Dataset items
(begin)
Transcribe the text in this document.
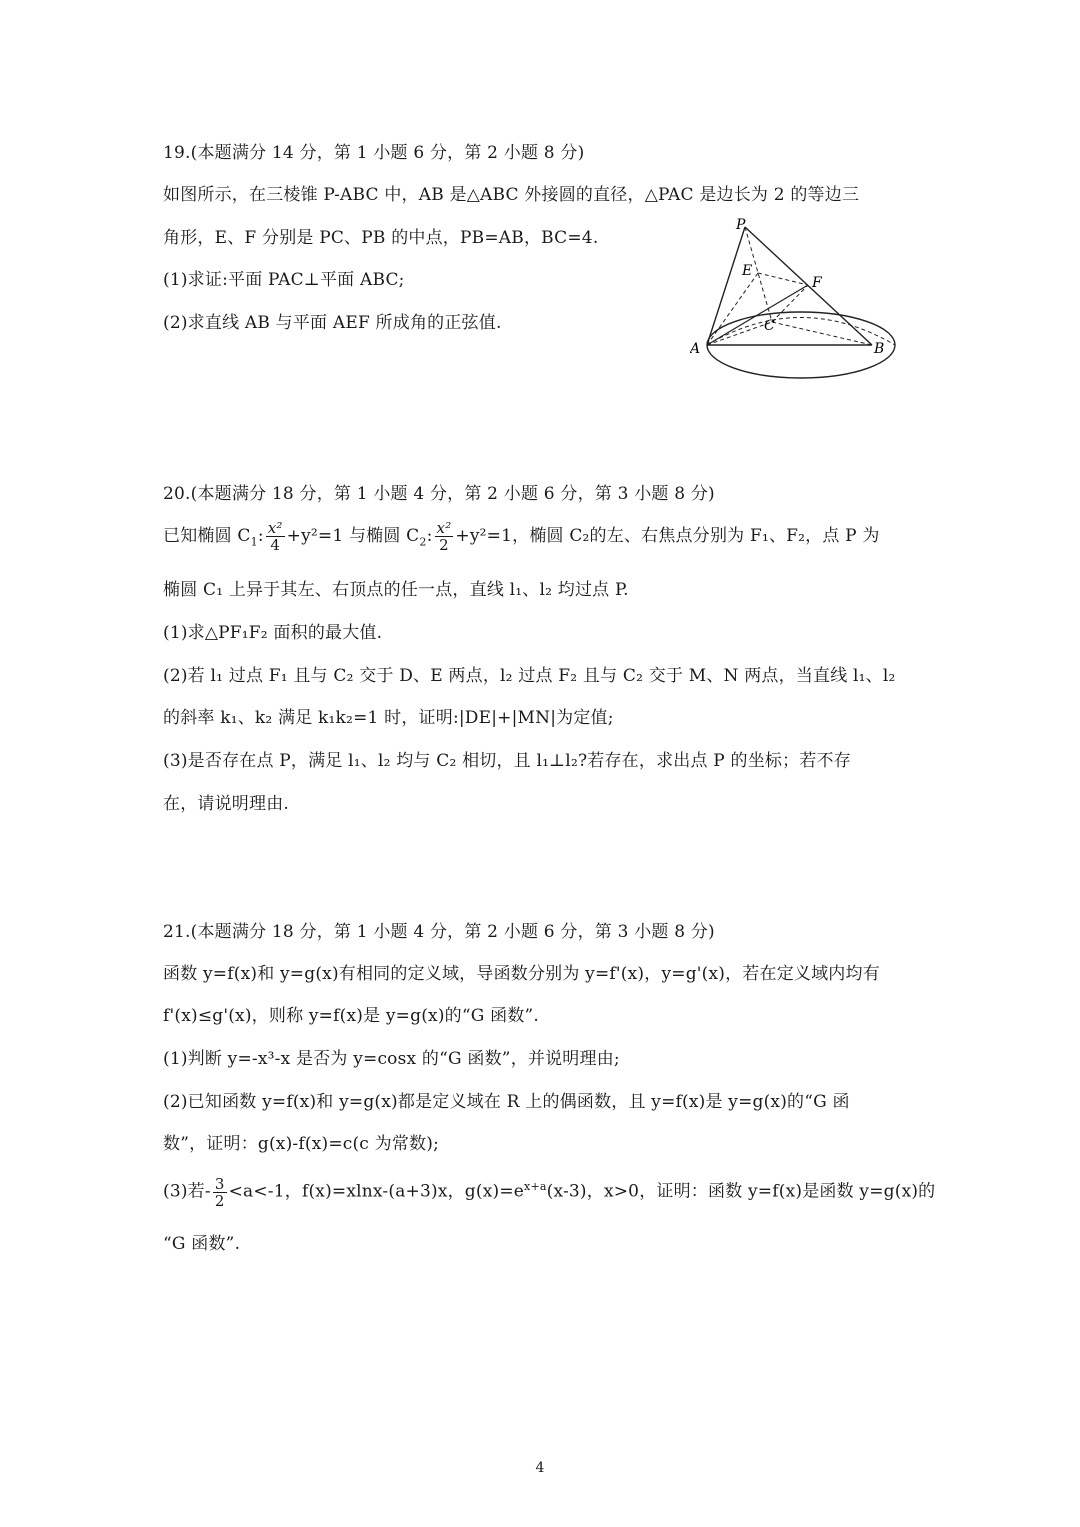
19.(本题满分 14 分，第 1 小题 6 分，第 2 小题 8 分)
如图所示，在三棱锥 P-ABC 中，AB 是△ABC 外接圆的直径，△PAC 是边长为 2 的等边三
角形，E、F 分别是 PC、PB 的中点，PB=AB，BC=4.
(1)求证:平面 PAC⊥平面 ABC;
(2)求直线 AB 与平面 AEF 所成角的正弦值.
P
E
F
C
A	B
20.(本题满分 18 分，第 1 小题 4 分，第 2 小题 6 分，第 3 小题 8 分)
已知椭圆 $C_1$: $\frac{\text{x²}}{4} +y^2=1$ 与椭圆 $C_2$: $\frac{\text{x²}}{2} +y^2=1$，椭圆 C₂的左、右焦点分别为 F₁、F₂，点 P 为
椭圆 C₁ 上异于其左、右顶点的任一点，直线 l₁、l₂ 均过点 P.
(1)求△PF₁F₂ 面积的最大值.
(2)若 l₁ 过点 F₁ 且与 C₂ 交于 D、E 两点，l₂ 过点 F₂ 且与 C₂ 交于 M、N 两点，当直线 l₁、l₂
的斜率 k₁、k₂ 满足 k₁k₂=1 时，证明:|DE|+|MN|为定值;
(3)是否存在点 P，满足 l₁、l₂ 均与 C₂ 相切，且 l₁⊥l₂?若存在，求出点 P 的坐标；若不存
在，请说明理由.
21.(本题满分 18 分，第 1 小题 4 分，第 2 小题 6 分，第 3 小题 8 分)
函数 y=f(x)和 y=g(x)有相同的定义域，导函数分别为 y=f'(x)，y=g'(x)，若在定义域内均有
f'(x)≤g'(x)，则称 y=f(x)是 y=g(x)的“G 函数”.
(1)判断 y=-x³-x 是否为 y=cosx 的“G 函数”，并说明理由;
(2)已知函数 y=f(x)和 y=g(x)都是定义域在 R 上的偶函数，且 y=f(x)是 y=g(x)的“G 函
数”，证明：g(x)-f(x)=c(c 为常数);
(3)若- $\frac{3}{2} <a<-1$，f(x)=xlnx-(a+3)x，$g(x)=e^{x+a}(x-3)$，x>0，证明：函数 y=f(x)是函数 y=g(x)的
“G 函数”.
4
(end)
Exercise aim
Your copy of the data above should match it exactly, except that pictures are left out.

Reply
Transcribe the text in this document.
19.(本题满分 14 分，第 1 小题 6 分，第 2 小题 8 分)
如图所示，在三棱锥 P-ABC 中，AB 是△ABC 外接圆的直径，△PAC 是边长为 2 的等边三
角形，E、F 分别是 PC、PB 的中点，PB=AB，BC=4.
(1)求证:平面 PAC⊥平面 ABC;
(2)求直线 AB 与平面 AEF 所成角的正弦值.
P
E
F
C
A	B
20.(本题满分 18 分，第 1 小题 4 分，第 2 小题 6 分，第 3 小题 8 分)
已知椭圆 $C_1$: $\frac{\text{x²}}{4} +y^2=1$ 与椭圆 $C_2$: $\frac{\text{x²}}{2} +y^2=1$，椭圆 C₂的左、右焦点分别为 F₁、F₂，点 P 为
椭圆 C₁ 上异于其左、右顶点的任一点，直线 l₁、l₂ 均过点 P.
(1)求△PF₁F₂ 面积的最大值.
(2)若 l₁ 过点 F₁ 且与 C₂ 交于 D、E 两点，l₂ 过点 F₂ 且与 C₂ 交于 M、N 两点，当直线 l₁、l₂
的斜率 k₁、k₂ 满足 k₁k₂=1 时，证明:|DE|+|MN|为定值;
(3)是否存在点 P，满足 l₁、l₂ 均与 C₂ 相切，且 l₁⊥l₂?若存在，求出点 P 的坐标；若不存
在，请说明理由.
21.(本题满分 18 分，第 1 小题 4 分，第 2 小题 6 分，第 3 小题 8 分)
函数 y=f(x)和 y=g(x)有相同的定义域，导函数分别为 y=f'(x)，y=g'(x)，若在定义域内均有
f'(x)≤g'(x)，则称 y=f(x)是 y=g(x)的“G 函数”.
(1)判断 y=-x³-x 是否为 y=cosx 的“G 函数”，并说明理由;
(2)已知函数 y=f(x)和 y=g(x)都是定义域在 R 上的偶函数，且 y=f(x)是 y=g(x)的“G 函
数”，证明：g(x)-f(x)=c(c 为常数);
(3)若- $\frac{3}{2} <a<-1$，f(x)=xlnx-(a+3)x，$g(x)=e^{x+a}(x-3)$，x>0，证明：函数 y=f(x)是函数 y=g(x)的
“G 函数”.
4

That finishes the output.